SET TASK:
Find the lines holding the word "Working" and collect them.

INPUT MATERIAL:
======

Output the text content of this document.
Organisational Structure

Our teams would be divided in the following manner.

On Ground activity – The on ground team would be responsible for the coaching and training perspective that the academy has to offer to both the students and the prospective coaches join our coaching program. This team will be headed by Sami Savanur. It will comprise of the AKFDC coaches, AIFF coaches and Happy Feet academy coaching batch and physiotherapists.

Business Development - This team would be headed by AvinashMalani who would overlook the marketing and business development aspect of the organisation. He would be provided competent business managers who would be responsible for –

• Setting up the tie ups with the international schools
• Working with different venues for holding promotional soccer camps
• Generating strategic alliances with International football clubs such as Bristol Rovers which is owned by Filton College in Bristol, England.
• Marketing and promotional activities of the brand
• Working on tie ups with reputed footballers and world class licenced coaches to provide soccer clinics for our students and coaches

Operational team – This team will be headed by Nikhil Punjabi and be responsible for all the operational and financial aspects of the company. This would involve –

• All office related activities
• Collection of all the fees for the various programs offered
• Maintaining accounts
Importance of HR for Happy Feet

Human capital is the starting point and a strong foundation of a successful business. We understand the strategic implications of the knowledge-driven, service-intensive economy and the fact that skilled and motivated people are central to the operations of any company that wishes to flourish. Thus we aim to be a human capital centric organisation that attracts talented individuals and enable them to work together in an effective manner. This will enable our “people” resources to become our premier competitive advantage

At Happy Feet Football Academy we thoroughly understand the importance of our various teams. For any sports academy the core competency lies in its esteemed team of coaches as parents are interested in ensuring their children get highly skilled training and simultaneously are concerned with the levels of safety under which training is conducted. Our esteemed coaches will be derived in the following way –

======

FINISHED ANSWER:
• Working with different venues for holding promotional soccer camps
• Working on tie ups with reputed footballers and world class licenced coaches to provide soccer clinics for our students and coaches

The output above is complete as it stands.